===== Document

How the Fed creates money
The two forms of money created by the U.S. government are:
- Currency – printing bills or mint coins
- Federal Reserves – buying securities (treasury bills, notes, bonds) on the open market in exchange for cash to the public (Bank Deposits)
In order to develop the nation’s monetary policy, the Fed looks at many economic signs on a near-constant basis.
The Federal Reserve chairman accesses data about the economy every half hour when things are calm, and every 15 minutes when things aren’t.
Here are a few of the signs examined by the Fed:
- Consumer Price Index (CPI) – The change in price for a set of goods and services intended to represent what a typical consumer might purchase over a given period.
- Gross Domestic Product (GDP) – The total of all of goods produced in the United States. It is used as an indicator of the performance and growth of the economy.
- Housing Starts – An estimate of the number of housing units that started construction in a given period.
- Nonfarm Payroll Employment – The total number of payroll jobs that are not in the farming business.
- S&P Stock Index – The Standard & Poor Index shows the changes in price in a wide variety of stock. It indicates the confidence consumers and businesses have in the economy.
In the final analysis, the Federal Reserve is a compromise between a nationalized banking system and a completely private one. It is unique among the world’s central banks because of its hybrid nature.
- Before the Fed’s creation in 1913, there were over 30,000 different currencies floating around in the United States.
- The Fed decides how much money should be printed annually. In 2010, $974 million was printed. In contrast, $30 billion of Monopoly board-game money is printed each year.
- Former Fed Chairman Alan Greenspan has a tic in his right eyebrow. Investors measured how high he raised it while talking, saying it was a better indicator of whether interest rates were going up.

==========
===== Data entries

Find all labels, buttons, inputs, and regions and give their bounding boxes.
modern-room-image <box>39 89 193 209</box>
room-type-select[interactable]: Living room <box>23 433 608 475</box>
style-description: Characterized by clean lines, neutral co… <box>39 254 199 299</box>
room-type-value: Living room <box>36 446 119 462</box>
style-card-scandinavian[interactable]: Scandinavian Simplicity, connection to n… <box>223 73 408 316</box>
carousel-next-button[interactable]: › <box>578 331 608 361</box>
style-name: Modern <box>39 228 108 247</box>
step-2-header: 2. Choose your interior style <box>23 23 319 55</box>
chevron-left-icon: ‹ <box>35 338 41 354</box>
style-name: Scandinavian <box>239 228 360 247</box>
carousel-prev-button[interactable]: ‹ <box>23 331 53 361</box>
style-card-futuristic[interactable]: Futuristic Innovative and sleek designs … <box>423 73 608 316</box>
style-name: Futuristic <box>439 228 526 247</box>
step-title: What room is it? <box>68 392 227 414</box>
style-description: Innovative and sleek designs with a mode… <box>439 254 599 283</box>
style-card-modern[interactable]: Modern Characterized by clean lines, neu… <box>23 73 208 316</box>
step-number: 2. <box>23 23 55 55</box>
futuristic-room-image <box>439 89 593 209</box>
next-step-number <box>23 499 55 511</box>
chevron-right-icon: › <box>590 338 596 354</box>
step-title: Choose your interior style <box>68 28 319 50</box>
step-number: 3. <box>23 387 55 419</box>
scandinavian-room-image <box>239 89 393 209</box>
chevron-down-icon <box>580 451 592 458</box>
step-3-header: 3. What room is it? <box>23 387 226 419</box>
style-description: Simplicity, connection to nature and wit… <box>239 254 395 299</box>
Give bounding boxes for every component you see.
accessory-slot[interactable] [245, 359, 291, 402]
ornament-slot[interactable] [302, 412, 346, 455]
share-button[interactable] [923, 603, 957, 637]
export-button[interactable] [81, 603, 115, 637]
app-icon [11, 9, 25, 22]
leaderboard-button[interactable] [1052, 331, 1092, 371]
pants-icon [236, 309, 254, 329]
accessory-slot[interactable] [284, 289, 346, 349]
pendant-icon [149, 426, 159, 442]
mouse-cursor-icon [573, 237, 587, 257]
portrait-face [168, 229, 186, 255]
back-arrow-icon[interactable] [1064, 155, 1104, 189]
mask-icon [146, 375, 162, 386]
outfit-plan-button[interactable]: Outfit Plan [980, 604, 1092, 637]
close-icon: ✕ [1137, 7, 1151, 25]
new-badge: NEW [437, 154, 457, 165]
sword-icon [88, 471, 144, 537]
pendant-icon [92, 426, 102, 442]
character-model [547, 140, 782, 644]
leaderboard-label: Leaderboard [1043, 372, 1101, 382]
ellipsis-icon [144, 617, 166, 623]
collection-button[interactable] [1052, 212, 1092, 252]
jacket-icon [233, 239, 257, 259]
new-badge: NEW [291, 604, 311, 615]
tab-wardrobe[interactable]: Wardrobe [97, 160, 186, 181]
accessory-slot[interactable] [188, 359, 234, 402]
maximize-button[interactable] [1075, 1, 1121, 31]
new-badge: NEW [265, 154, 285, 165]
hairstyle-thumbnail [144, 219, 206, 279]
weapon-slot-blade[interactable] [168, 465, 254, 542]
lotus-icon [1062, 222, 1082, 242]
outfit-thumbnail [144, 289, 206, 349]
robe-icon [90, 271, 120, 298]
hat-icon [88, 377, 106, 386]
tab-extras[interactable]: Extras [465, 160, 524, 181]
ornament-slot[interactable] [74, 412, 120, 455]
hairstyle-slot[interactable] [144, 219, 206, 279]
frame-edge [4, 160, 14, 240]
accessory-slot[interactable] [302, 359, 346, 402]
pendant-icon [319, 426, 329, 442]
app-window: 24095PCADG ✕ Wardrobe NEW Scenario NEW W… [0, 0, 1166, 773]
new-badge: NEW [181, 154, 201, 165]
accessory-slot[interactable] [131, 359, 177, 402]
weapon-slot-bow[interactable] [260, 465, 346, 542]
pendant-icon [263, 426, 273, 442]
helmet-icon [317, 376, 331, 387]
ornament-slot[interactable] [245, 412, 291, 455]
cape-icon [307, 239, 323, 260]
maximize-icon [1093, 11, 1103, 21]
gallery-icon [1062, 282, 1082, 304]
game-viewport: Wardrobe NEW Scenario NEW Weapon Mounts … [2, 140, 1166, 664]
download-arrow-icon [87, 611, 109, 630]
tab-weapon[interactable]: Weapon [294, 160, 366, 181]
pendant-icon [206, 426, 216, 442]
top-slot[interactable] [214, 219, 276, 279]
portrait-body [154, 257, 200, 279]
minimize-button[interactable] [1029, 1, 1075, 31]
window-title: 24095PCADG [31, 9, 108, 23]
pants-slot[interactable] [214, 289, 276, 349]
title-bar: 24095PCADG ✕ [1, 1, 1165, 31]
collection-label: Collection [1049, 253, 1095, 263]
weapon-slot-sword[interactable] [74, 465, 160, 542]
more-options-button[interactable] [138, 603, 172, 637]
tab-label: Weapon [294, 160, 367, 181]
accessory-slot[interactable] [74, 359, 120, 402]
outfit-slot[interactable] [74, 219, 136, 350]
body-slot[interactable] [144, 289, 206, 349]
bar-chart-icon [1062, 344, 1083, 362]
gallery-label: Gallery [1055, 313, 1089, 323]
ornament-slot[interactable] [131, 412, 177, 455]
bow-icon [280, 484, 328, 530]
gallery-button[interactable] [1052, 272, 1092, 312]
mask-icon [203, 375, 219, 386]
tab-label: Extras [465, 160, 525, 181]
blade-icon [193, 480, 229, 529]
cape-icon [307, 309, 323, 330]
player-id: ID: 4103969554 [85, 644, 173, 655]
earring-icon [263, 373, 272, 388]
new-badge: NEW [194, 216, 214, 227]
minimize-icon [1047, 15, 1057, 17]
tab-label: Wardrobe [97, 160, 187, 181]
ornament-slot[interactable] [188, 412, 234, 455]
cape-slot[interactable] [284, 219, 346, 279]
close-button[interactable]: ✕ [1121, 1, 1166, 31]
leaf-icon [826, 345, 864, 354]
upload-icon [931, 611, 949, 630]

==========

**Problem to work on:**
Please copy the Fed text from "How the Fed" down to "over a given period.", changing "calm" to "quiet". Use only the Fed text and leave the entries aside.

**The output:**
How the Fed creates money
The two forms of money created by the U.S. government are:
- Currency – printing bills or mint coins
- Federal Reserves – buying securities (treasury bills, notes, bonds) on the open market in exchange for cash to the public (Bank Deposits)
In order to develop the nation’s monetary policy, the Fed looks at many economic signs on a near-constant basis.
The Federal Reserve chairman accesses data about the economy every half hour when things are quiet, and every 15 minutes when things aren’t.
Here are a few of the signs examined by the Fed:
- Consumer Price Index (CPI) – The change in price for a set of goods and services intended to represent what a typical consumer might purchase over a given period.